(Data items)
━━━

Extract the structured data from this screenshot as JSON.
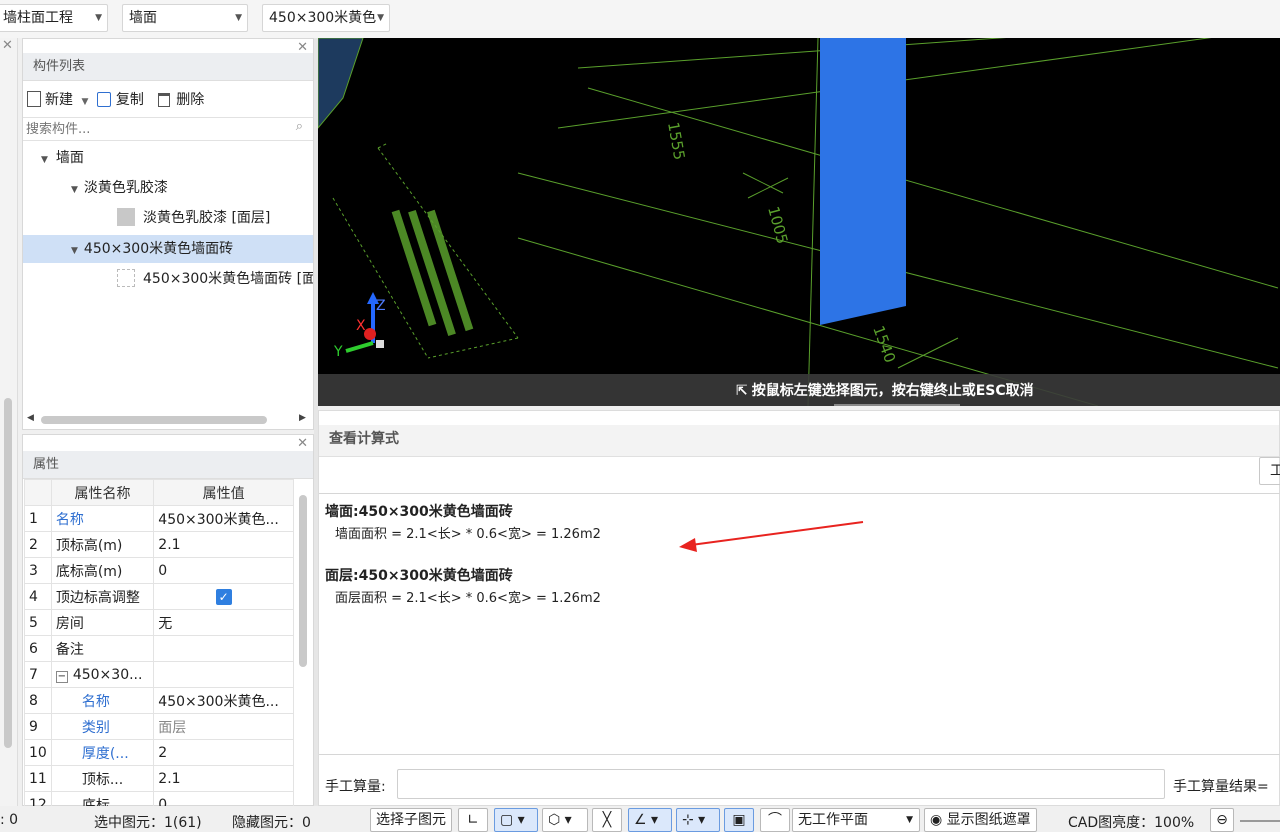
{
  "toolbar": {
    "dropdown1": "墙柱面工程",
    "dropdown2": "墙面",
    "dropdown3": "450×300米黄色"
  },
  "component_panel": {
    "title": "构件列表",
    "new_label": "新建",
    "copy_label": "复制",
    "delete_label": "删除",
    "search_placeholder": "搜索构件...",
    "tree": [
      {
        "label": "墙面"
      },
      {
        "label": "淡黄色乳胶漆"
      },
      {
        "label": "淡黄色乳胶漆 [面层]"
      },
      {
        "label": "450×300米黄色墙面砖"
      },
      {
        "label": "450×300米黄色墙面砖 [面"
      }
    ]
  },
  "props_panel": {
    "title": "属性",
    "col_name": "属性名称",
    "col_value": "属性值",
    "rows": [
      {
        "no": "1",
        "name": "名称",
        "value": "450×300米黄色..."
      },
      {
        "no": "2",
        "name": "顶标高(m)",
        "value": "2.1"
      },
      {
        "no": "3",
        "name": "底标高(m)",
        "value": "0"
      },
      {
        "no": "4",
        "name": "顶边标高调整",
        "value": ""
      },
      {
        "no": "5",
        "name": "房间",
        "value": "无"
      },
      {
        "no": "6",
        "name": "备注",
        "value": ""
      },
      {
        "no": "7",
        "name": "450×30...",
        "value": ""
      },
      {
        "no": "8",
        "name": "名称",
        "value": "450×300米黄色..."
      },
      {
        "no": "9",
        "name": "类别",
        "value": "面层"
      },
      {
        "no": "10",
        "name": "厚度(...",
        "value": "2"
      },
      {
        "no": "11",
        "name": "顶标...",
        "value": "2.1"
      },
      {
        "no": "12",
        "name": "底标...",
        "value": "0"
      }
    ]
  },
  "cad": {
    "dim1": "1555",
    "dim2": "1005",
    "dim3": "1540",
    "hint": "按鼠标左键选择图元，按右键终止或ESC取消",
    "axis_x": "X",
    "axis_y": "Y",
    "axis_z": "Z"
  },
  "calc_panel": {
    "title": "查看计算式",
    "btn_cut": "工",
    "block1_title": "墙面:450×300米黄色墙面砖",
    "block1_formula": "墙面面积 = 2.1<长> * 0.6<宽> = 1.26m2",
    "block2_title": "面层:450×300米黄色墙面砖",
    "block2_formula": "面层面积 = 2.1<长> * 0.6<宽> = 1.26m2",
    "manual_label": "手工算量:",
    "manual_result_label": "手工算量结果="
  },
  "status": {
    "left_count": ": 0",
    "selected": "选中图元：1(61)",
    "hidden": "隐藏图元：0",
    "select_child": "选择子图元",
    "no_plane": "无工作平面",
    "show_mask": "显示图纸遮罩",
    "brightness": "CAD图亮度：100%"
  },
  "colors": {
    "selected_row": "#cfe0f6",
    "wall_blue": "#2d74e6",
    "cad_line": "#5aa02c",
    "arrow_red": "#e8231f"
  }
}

━━━

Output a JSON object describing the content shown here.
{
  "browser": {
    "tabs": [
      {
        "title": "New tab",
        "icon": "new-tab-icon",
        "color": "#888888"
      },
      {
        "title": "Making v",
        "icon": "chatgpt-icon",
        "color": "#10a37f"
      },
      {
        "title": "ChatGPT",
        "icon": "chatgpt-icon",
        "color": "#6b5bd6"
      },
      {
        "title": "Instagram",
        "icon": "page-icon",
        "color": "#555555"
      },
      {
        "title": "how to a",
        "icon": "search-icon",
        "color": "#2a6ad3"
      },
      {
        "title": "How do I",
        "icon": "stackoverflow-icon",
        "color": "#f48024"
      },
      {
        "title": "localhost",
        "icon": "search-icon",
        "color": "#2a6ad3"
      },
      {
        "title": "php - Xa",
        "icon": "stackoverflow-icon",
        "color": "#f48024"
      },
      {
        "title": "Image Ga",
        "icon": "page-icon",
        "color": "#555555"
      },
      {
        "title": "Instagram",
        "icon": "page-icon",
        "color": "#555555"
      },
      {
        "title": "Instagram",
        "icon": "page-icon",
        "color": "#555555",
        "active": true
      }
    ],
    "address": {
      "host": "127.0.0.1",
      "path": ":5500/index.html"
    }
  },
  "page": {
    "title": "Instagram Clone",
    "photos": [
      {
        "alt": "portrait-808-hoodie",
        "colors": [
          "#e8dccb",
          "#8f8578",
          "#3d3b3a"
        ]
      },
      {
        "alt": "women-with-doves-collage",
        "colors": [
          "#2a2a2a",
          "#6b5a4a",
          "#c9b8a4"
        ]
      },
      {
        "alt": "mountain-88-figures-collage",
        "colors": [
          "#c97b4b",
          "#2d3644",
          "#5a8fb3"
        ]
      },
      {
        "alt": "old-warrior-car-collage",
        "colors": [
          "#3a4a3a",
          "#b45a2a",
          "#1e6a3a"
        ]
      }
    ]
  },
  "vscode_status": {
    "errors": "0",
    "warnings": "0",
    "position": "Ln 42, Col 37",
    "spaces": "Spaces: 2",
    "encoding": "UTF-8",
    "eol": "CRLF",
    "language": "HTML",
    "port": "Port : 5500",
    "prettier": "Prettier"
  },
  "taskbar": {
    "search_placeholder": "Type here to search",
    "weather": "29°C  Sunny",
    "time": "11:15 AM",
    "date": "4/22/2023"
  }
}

━━━

■ **Problem**: Check each line above for the string "here", then copy the ones that have it.

■ **Final answer**:
Output a JSON object describing the content shown here.
    "search_placeholder": "Type here to search",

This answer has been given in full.